■ **Stated problem**:
Copy every line of the items below word for word, keeping each character in place.

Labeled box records
-- Begin --

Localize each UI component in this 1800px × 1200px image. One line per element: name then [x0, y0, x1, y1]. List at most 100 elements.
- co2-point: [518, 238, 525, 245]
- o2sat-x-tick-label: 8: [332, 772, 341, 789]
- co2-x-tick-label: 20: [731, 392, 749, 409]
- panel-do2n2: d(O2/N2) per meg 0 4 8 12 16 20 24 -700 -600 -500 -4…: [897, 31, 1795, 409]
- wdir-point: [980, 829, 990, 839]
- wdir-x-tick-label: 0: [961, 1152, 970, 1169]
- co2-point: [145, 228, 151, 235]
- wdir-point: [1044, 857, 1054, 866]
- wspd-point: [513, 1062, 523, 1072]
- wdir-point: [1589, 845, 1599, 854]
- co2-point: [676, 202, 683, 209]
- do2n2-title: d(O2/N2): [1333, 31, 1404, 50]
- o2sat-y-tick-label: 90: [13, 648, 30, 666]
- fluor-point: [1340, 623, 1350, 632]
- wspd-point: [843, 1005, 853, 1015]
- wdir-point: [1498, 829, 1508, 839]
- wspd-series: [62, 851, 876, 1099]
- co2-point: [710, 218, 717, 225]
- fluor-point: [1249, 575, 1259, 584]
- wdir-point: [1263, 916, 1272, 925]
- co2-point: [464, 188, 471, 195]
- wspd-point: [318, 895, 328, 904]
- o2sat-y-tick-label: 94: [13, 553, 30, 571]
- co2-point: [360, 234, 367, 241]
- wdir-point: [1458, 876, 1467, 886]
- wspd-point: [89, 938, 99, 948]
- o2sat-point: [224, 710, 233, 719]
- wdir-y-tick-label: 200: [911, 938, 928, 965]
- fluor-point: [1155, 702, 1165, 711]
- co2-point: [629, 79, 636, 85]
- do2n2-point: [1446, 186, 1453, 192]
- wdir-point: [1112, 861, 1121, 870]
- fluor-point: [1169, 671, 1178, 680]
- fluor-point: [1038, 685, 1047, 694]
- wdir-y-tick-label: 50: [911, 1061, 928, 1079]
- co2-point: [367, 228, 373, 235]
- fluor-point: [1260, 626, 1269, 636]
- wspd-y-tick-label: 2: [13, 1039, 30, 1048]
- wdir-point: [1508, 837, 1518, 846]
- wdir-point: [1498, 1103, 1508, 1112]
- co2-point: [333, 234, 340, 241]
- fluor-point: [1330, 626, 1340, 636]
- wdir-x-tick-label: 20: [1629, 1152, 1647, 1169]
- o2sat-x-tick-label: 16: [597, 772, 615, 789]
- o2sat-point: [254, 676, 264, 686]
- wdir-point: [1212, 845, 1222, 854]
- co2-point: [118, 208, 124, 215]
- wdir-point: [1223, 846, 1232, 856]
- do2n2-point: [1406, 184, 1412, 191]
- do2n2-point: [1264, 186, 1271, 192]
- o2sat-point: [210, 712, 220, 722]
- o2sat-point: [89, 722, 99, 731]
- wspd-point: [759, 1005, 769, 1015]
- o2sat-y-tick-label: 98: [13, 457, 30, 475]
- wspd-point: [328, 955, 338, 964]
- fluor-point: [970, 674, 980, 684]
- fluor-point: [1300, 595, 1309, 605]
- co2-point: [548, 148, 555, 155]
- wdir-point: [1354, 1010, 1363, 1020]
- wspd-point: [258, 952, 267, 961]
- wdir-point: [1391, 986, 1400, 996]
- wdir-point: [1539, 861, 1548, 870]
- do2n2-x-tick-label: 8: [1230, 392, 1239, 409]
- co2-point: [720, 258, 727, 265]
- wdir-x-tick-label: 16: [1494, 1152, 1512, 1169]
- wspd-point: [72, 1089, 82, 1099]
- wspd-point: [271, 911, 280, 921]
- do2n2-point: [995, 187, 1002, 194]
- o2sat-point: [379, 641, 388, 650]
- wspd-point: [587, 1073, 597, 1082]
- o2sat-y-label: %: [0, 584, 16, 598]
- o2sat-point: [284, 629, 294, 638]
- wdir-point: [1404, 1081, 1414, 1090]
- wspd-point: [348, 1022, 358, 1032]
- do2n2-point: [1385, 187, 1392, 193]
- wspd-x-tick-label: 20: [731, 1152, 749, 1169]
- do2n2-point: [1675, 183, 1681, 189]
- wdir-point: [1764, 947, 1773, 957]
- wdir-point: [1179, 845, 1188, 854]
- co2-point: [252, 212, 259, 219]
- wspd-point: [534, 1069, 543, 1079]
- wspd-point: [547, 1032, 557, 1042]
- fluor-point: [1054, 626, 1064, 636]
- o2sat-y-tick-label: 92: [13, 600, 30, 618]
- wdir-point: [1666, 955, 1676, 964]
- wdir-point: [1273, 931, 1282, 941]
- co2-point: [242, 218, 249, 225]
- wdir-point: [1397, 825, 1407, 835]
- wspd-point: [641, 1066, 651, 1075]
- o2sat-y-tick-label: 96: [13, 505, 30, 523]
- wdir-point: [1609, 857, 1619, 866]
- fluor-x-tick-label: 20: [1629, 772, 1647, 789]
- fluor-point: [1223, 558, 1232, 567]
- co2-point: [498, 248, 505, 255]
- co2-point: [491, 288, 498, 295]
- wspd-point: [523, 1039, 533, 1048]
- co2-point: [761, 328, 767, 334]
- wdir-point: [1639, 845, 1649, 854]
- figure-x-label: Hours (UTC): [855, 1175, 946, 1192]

-- End --

■ **Reply to the exercise**:
Localize each UI component in this 1800px × 1200px image. One line per element: name then [x0, y0, x1, y1]. List at most 100 elements.
- co2-point: [518, 238, 525, 245]
- o2sat-x-tick-label: 8: [332, 772, 341, 789]
- co2-x-tick-label: 20: [731, 392, 749, 409]
- panel-do2n2: d(O2/N2) per meg 0 4 8 12 16 20 24 -700 -600 -500 -4…: [897, 31, 1795, 409]
- wdir-point: [980, 829, 990, 839]
- wdir-x-tick-label: 0: [961, 1152, 970, 1169]
- co2-point: [145, 228, 151, 235]
- wdir-point: [1044, 857, 1054, 866]
- wspd-point: [513, 1062, 523, 1072]
- wdir-point: [1589, 845, 1599, 854]
- co2-point: [676, 202, 683, 209]
- do2n2-title: d(O2/N2): [1333, 31, 1404, 50]
- o2sat-y-tick-label: 90: [13, 648, 30, 666]
- fluor-point: [1340, 623, 1350, 632]
- wspd-point: [843, 1005, 853, 1015]
- wdir-point: [1498, 829, 1508, 839]
- wspd-series: [62, 851, 876, 1099]
- co2-point: [710, 218, 717, 225]
- fluor-point: [1249, 575, 1259, 584]
- wdir-point: [1263, 916, 1272, 925]
- co2-point: [464, 188, 471, 195]
- wspd-point: [318, 895, 328, 904]
- o2sat-y-tick-label: 94: [13, 553, 30, 571]
- co2-point: [360, 234, 367, 241]
- wdir-point: [1458, 876, 1467, 886]
- wspd-point: [89, 938, 99, 948]
- o2sat-point: [224, 710, 233, 719]
- wdir-y-tick-label: 200: [911, 938, 928, 965]
- fluor-point: [1155, 702, 1165, 711]
- co2-point: [629, 79, 636, 85]
- do2n2-point: [1446, 186, 1453, 192]
- wdir-point: [1112, 861, 1121, 870]
- fluor-point: [1169, 671, 1178, 680]
- fluor-point: [1038, 685, 1047, 694]
- wdir-y-tick-label: 50: [911, 1061, 928, 1079]
- co2-point: [367, 228, 373, 235]
- fluor-point: [1260, 626, 1269, 636]
- wspd-y-tick-label: 2: [13, 1039, 30, 1048]
- wdir-point: [1508, 837, 1518, 846]
- wdir-point: [1498, 1103, 1508, 1112]
- co2-point: [333, 234, 340, 241]
- fluor-point: [1330, 626, 1340, 636]
- wdir-x-tick-label: 20: [1629, 1152, 1647, 1169]
- o2sat-x-tick-label: 16: [597, 772, 615, 789]
- o2sat-point: [254, 676, 264, 686]
- wdir-point: [1212, 845, 1222, 854]
- co2-point: [118, 208, 124, 215]
- wdir-point: [1223, 846, 1232, 856]
- do2n2-point: [1406, 184, 1412, 191]
- do2n2-point: [1264, 186, 1271, 192]
- o2sat-point: [210, 712, 220, 722]
- o2sat-point: [89, 722, 99, 731]
- wspd-point: [759, 1005, 769, 1015]
- o2sat-y-tick-label: 98: [13, 457, 30, 475]
- wspd-point: [328, 955, 338, 964]
- fluor-point: [970, 674, 980, 684]
- fluor-point: [1300, 595, 1309, 605]
- co2-point: [548, 148, 555, 155]
- wdir-point: [1354, 1010, 1363, 1020]
- wspd-point: [258, 952, 267, 961]
- wdir-point: [1391, 986, 1400, 996]
- wdir-point: [1539, 861, 1548, 870]
- do2n2-x-tick-label: 8: [1230, 392, 1239, 409]
- co2-point: [720, 258, 727, 265]
- wdir-x-tick-label: 16: [1494, 1152, 1512, 1169]
- wspd-point: [72, 1089, 82, 1099]
- wspd-point: [271, 911, 280, 921]
- do2n2-point: [995, 187, 1002, 194]
- o2sat-point: [379, 641, 388, 650]
- wspd-point: [587, 1073, 597, 1082]
- o2sat-y-label: %: [0, 584, 16, 598]
- o2sat-point: [284, 629, 294, 638]
- wdir-point: [1404, 1081, 1414, 1090]
- wspd-point: [348, 1022, 358, 1032]
- do2n2-point: [1385, 187, 1392, 193]
- wspd-x-tick-label: 20: [731, 1152, 749, 1169]
- do2n2-point: [1675, 183, 1681, 189]
- wdir-point: [1764, 947, 1773, 957]
- wdir-point: [1179, 845, 1188, 854]
- co2-point: [252, 212, 259, 219]
- wspd-point: [534, 1069, 543, 1079]
- wspd-point: [547, 1032, 557, 1042]
- fluor-point: [1054, 626, 1064, 636]
- o2sat-y-tick-label: 92: [13, 600, 30, 618]
- wdir-point: [1666, 955, 1676, 964]
- wdir-point: [1273, 931, 1282, 941]
- co2-point: [242, 218, 249, 225]
- wdir-point: [1397, 825, 1407, 835]
- wspd-point: [641, 1066, 651, 1075]
- o2sat-y-tick-label: 96: [13, 505, 30, 523]
- wdir-point: [1609, 857, 1619, 866]
- fluor-x-tick-label: 20: [1629, 772, 1647, 789]
- fluor-point: [1223, 558, 1232, 567]
- co2-point: [498, 248, 505, 255]
- co2-point: [491, 288, 498, 295]
- wspd-point: [523, 1039, 533, 1048]
- co2-point: [761, 328, 767, 334]
- wdir-point: [1639, 845, 1649, 854]
- figure-x-label: Hours (UTC): [855, 1175, 946, 1192]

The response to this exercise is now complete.